_EXERCISE PASSAGE:_
# # # # #

[Another contribution to Agency & Responsibility October, this one by Marcela Herdova. Take it away, Marcela!]

What is doing the work in manipulation cases, i.e. what is pushing the intuitions that the agents in these cases are not free/not responsible?

Consider the following version of a manipulation case:

The Uninterested/No Purpose Manipulation Case

There is a Goddess, Liana, a younger sister of the Goddess Diana, who—just like her sibling— lives in a deterministic universe and has special powers: she can manipulate atoms to create zygotes with the view of creating ideally self-controlled agents who will then perform certain specific actions that are close to her divine heart. However, unlike Diana, Liana has no interest in any particular event occurring 30 years later (or at any point in the future). Liana is bored though and she’s wondering whether it’d be fun to create a zygote just like her sister did. She cannot decide and so opts to roll the dice to settle the matter (after all, playing hazardous games adds excitement to her godly monotony). If it’s an even number, she will create a zygote, if it’s an odd number, she won’t. Either way, she will be satisfied with the results. Liana rolls two sixes—zygote it is then! But now Liana is at loss as to what zygote to create. But she has help—there’s a special roulette wheel which coincidentally happens to have as many numbers as there are ways in which she could combine atoms to produce a zygote. Undecisive and without any interest in creating any particular zygote (nor any interest in bringing about any particular event through the activity of this zygote once it develops into an ideal compatibilist agent), she spins the wheel. The roulette ball lands on 42 and Liana creates a corresponding zygote in Berry. That’s the start of Kearnie. Liana could find out what Kearnie’s life is going to be like and what actions he undertakes, 30, 40, 50 years later, etc., but she simply has no interest in finding out and never does.

# # # # #

_GIVEN DATA:_
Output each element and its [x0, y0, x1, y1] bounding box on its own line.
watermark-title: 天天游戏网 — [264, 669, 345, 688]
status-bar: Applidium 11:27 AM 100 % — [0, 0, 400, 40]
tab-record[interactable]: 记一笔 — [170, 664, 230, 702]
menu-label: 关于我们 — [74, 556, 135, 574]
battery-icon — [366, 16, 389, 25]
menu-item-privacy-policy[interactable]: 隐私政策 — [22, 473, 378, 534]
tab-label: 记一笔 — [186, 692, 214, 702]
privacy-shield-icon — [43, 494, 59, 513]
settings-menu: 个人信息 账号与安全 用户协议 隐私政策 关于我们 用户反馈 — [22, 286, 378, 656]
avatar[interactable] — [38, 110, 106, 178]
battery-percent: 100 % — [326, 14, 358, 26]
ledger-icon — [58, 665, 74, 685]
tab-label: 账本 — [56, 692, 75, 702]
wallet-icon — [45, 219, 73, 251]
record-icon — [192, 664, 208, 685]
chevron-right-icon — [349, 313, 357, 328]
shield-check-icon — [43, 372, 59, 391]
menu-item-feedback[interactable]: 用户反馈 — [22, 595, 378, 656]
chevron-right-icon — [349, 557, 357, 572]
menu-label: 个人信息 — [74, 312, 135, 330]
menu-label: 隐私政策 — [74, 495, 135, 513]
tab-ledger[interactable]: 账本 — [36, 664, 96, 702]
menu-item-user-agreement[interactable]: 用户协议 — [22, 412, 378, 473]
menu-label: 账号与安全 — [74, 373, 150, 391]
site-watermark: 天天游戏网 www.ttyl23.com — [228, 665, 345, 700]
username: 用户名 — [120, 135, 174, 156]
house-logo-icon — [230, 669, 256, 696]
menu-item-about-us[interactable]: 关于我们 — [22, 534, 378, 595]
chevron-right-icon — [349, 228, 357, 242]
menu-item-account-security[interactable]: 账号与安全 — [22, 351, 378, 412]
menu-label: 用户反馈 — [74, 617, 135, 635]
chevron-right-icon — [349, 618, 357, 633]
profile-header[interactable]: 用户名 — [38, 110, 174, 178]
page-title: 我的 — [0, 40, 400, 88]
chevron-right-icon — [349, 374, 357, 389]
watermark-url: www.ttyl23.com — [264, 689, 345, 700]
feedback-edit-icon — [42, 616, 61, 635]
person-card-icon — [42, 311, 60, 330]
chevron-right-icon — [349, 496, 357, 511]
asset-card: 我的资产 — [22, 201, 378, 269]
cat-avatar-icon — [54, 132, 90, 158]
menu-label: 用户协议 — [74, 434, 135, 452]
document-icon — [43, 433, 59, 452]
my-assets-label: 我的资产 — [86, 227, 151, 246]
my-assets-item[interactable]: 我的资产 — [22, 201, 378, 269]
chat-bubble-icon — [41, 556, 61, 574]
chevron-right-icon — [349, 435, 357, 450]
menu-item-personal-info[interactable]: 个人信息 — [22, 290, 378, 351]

# # # # #

_EXERCISE INSTRUCTIONS:_
Continue the post about manipulation cases and the Goddess Liana, picking up right after its last sentence.

_RESULT OF THIS TASK:_
We can change the above (Mele-like) case to make it more like the 1st and/or 2nd Pereboom’s case from his four-case argument. In each case, we would have a bunch of very clever scientists that live in a deterministic universe who are testing their mind-influencing gear and techniques on Mr. Spleen (which prove to be fully effective in the sense they can successfully direct one’s current mental states or “set up” someone) but who are either uninterested in any particular outcome in the sense that they do not use their techniques on Mr. Spleen with the view of Mr. Spleen carrying out any particular final act (these neuroscientists happen to like Ms. Peacock who happens to be funding this research, and thus have no wish to kill her).

In any case, both Liana and the neuroscientists do not have a horse in the race—not the same kind of horse as Diana or the four-case scientists. Liana does not create a Kearnie zygote so that it fulfills a particular purpose. Scientist do not radio-wave Mr. Spleen’s brain for the purpose of him going on a rampage—or any other specific purpose. They are merely testing the effectiveness of their methods.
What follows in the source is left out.